--- Start of Dataset records ---

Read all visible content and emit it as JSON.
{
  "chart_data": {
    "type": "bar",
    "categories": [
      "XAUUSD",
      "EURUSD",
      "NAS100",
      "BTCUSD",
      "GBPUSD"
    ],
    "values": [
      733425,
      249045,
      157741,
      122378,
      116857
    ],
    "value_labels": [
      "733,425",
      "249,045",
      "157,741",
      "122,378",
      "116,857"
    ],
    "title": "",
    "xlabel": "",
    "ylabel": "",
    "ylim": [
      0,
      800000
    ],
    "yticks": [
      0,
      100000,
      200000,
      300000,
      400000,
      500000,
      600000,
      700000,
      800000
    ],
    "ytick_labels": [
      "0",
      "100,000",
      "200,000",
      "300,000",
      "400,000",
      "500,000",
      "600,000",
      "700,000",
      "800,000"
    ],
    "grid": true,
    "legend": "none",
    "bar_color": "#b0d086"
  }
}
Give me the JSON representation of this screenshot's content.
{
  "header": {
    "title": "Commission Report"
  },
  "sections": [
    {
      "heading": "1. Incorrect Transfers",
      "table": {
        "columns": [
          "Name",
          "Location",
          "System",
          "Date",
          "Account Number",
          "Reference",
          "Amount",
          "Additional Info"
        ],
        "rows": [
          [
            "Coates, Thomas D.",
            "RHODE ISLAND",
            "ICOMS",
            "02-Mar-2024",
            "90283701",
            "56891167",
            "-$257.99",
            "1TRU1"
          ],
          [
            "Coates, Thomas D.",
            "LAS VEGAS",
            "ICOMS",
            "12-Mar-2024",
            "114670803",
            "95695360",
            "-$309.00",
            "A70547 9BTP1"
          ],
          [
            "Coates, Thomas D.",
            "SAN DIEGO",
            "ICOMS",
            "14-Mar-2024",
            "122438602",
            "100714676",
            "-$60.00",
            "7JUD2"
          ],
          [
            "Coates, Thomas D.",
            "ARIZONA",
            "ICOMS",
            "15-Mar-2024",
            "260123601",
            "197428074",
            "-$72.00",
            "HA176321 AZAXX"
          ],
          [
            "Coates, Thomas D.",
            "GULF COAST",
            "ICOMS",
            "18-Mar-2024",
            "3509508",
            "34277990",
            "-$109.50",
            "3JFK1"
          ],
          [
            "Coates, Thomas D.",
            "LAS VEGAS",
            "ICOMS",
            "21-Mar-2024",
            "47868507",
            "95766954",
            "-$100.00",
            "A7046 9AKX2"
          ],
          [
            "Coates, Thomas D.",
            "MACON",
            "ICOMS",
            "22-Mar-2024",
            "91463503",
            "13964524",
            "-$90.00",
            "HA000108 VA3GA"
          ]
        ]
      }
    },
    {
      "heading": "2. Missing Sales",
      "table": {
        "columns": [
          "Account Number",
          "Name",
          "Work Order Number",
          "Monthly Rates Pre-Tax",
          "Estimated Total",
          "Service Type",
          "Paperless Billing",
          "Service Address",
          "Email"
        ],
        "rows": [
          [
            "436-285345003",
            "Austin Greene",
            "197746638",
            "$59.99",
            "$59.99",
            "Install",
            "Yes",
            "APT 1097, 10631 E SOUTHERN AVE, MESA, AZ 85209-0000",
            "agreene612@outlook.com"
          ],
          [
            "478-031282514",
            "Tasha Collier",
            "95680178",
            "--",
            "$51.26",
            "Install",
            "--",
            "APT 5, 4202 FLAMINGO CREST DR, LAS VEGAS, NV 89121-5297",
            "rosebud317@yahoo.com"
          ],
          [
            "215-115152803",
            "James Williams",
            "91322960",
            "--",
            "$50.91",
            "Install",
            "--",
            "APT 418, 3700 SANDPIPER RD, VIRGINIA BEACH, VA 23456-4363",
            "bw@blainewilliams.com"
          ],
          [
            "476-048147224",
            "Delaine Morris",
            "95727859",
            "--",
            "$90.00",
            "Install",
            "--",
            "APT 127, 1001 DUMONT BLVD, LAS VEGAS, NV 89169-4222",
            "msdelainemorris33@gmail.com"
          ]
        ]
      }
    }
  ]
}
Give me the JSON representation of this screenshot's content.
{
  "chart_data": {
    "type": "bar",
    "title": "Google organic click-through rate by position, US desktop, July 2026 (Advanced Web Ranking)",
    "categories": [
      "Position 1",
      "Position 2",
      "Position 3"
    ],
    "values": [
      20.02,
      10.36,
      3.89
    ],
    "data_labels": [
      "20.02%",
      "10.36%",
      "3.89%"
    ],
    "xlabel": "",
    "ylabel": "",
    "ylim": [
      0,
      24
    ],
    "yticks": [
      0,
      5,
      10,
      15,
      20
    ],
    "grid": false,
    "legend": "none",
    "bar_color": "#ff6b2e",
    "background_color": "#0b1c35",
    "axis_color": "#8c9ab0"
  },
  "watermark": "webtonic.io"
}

--- End of Dataset records ---

▶ _Task requirements_: Extract each entry in full, exactly as given.

▶ _Answer to this problem_:
Read all visible content and emit it as JSON.
{
  "chart_data": {
    "type": "bar",
    "categories": [
      "XAUUSD",
      "EURUSD",
      "NAS100",
      "BTCUSD",
      "GBPUSD"
    ],
    "values": [
      733425,
      249045,
      157741,
      122378,
      116857
    ],
    "value_labels": [
      "733,425",
      "249,045",
      "157,741",
      "122,378",
      "116,857"
    ],
    "title": "",
    "xlabel": "",
    "ylabel": "",
    "ylim": [
      0,
      800000
    ],
    "yticks": [
      0,
      100000,
      200000,
      300000,
      400000,
      500000,
      600000,
      700000,
      800000
    ],
    "ytick_labels": [
      "0",
      "100,000",
      "200,000",
      "300,000",
      "400,000",
      "500,000",
      "600,000",
      "700,000",
      "800,000"
    ],
    "grid": true,
    "legend": "none",
    "bar_color": "#b0d086"
  }
}
Give me the JSON representation of this screenshot's content.
{
  "header": {
    "title": "Commission Report"
  },
  "sections": [
    {
      "heading": "1. Incorrect Transfers",
      "table": {
        "columns": [
          "Name",
          "Location",
          "System",
          "Date",
          "Account Number",
          "Reference",
          "Amount",
          "Additional Info"
        ],
        "rows": [
          [
            "Coates, Thomas D.",
            "RHODE ISLAND",
            "ICOMS",
            "02-Mar-2024",
            "90283701",
            "56891167",
            "-$257.99",
            "1TRU1"
          ],
          [
            "Coates, Thomas D.",
            "LAS VEGAS",
            "ICOMS",
            "12-Mar-2024",
            "114670803",
            "95695360",
            "-$309.00",
            "A70547 9BTP1"
          ],
          [
            "Coates, Thomas D.",
            "SAN DIEGO",
            "ICOMS",
            "14-Mar-2024",
            "122438602",
            "100714676",
            "-$60.00",
            "7JUD2"
          ],
          [
            "Coates, Thomas D.",
            "ARIZONA",
            "ICOMS",
            "15-Mar-2024",
            "260123601",
            "197428074",
            "-$72.00",
            "HA176321 AZAXX"
          ],
          [
            "Coates, Thomas D.",
            "GULF COAST",
            "ICOMS",
            "18-Mar-2024",
            "3509508",
            "34277990",
            "-$109.50",
            "3JFK1"
          ],
          [
            "Coates, Thomas D.",
            "LAS VEGAS",
            "ICOMS",
            "21-Mar-2024",
            "47868507",
            "95766954",
            "-$100.00",
            "A7046 9AKX2"
          ],
          [
            "Coates, Thomas D.",
            "MACON",
            "ICOMS",
            "22-Mar-2024",
            "91463503",
            "13964524",
            "-$90.00",
            "HA000108 VA3GA"
          ]
        ]
      }
    },
    {
      "heading": "2. Missing Sales",
      "table": {
        "columns": [
          "Account Number",
          "Name",
          "Work Order Number",
          "Monthly Rates Pre-Tax",
          "Estimated Total",
          "Service Type",
          "Paperless Billing",
          "Service Address",
          "Email"
        ],
        "rows": [
          [
            "436-285345003",
            "Austin Greene",
            "197746638",
            "$59.99",
            "$59.99",
            "Install",
            "Yes",
            "APT 1097, 10631 E SOUTHERN AVE, MESA, AZ 85209-0000",
            "agreene612@outlook.com"
          ],
          [
            "478-031282514",
            "Tasha Collier",
            "95680178",
            "--",
            "$51.26",
            "Install",
            "--",
            "APT 5, 4202 FLAMINGO CREST DR, LAS VEGAS, NV 89121-5297",
            "rosebud317@yahoo.com"
          ],
          [
            "215-115152803",
            "James Williams",
            "91322960",
            "--",
            "$50.91",
            "Install",
            "--",
            "APT 418, 3700 SANDPIPER RD, VIRGINIA BEACH, VA 23456-4363",
            "bw@blainewilliams.com"
          ],
          [
            "476-048147224",
            "Delaine Morris",
            "95727859",
            "--",
            "$90.00",
            "Install",
            "--",
            "APT 127, 1001 DUMONT BLVD, LAS VEGAS, NV 89169-4222",
            "msdelainemorris33@gmail.com"
          ]
        ]
      }
    }
  ]
}
Give me the JSON representation of this screenshot's content.
{
  "chart_data": {
    "type": "bar",
    "title": "Google organic click-through rate by position, US desktop, July 2026 (Advanced Web Ranking)",
    "categories": [
      "Position 1",
      "Position 2",
      "Position 3"
    ],
    "values": [
      20.02,
      10.36,
      3.89
    ],
    "data_labels": [
      "20.02%",
      "10.36%",
      "3.89%"
    ],
    "xlabel": "",
    "ylabel": "",
    "ylim": [
      0,
      24
    ],
    "yticks": [
      0,
      5,
      10,
      15,
      20
    ],
    "grid": false,
    "legend": "none",
    "bar_color": "#ff6b2e",
    "background_color": "#0b1c35",
    "axis_color": "#8c9ab0"
  },
  "watermark": "webtonic.io"
}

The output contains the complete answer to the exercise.